Dear Noson,
i now read your essay in detail. It is written in clear language, simple to understand and the lines of reasoning can be traced very easily. Good work.
You contrast order with disorder, structure with chaos. You seem to have a rather pessimistic view on things like goals and intentions. But nonetheless, you argue your case very well and stringently. Let me annotate some thoughts i had during the reading.
Firstly, if considering the contest's questions, i think one has to presuppose as an axiom that all that exists does all things the right way. If we drop that assumption, we end up at nihilism. So i presuppose that the universe and its possible causes and all the rest is a consistent whole.
Your take on mathematical number systems is fascinating, innovative and thought provoking to me. The progression in the dimensionalities of the mentioned number systems is clearly an expression of logic, it is a kind of algorithm and it has therefore structure. In contrast to this - as you annotated at the end of your essay - one may arrive with such a progression at a level of description of 'all there is' which seems to say that the universe, viewed objectively, is devoid of structure. The interesting question is (and i formulated similar questions at the essay page of Cristinel Stoica) how order and disorder, randomness and information are intertwined.
If the mentioned progression of the dimensionalities of number systems indeed leads to the conclusion that the universe is devoid of structure, this would pose serious questions. For example, does it make sense right from the start to extrapolate a mathematical algorithm like the one for building up ever higher dimensional number systems? Isn't this somewhat similar to Cantors cardinalities, building up ever higher infinities out of a simple algorithm? Surely, your progression should not be infinite but terminate at a certain level where no axioms are left. Although i am not a mathematician and certainly not an expert on octonions and so forth, i ask myself how can such a progression of number systems be able to drop one axiom after the other, until there are no axioms left? But taking it as given, what you arrive at is simply a tautology, namely a 'number system' (although without any axioms) saying that the universe and all the rest is just what it is (without specifying it further). Obviously this is plainly true, indeed the universe and all the rest is just what it is. One does not need a single axiom to conclude this!
The problem only arises when one wants to specify the whole thing due to a certain category. I assume it to be true that our universe has many phenomena which do not have goals and intentions. But this does neither imply that the universe's main characteristic must be termed as 'chaos', nor does it mean that the universe's existence and the many 'mindless' phenomena in it are senseless from a higher point of view. Maybe mindless phenomena serve a higher purpose; surely, this purpose then had to be determined via the construction and rules of the universe and also surely not by some physical mechanisms, but by an entity which has goals and intentions. I see no contradiction that randomness, chaos and disorder cannot support goals and intentions. This may be a hard to swallow statement, but i will explain it further.

What is needed: Retype the part of the letter on order and disorder starting with "Your take on" and going on through "information are intertwined.".

Dataset content:
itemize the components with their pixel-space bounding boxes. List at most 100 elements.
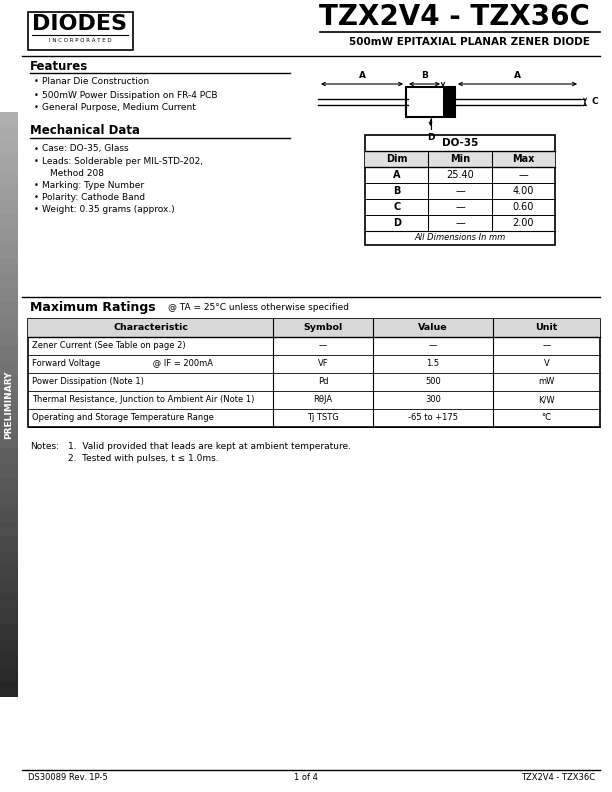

Answer to the problem:
Your take on mathematical number systems is fascinating, innovative and thought provoking to me. The progression in the dimensionalities of the mentioned number systems is clearly an expression of logic, it is a kind of algorithm and it has therefore structure. In contrast to this - as you annotated at the end of your essay - one may arrive with such a progression at a level of description of 'all there is' which seems to say that the universe, viewed objectively, is devoid of structure. The interesting question is (and i formulated similar questions at the essay page of Cristinel Stoica) how order and disorder, randomness and information are intertwined.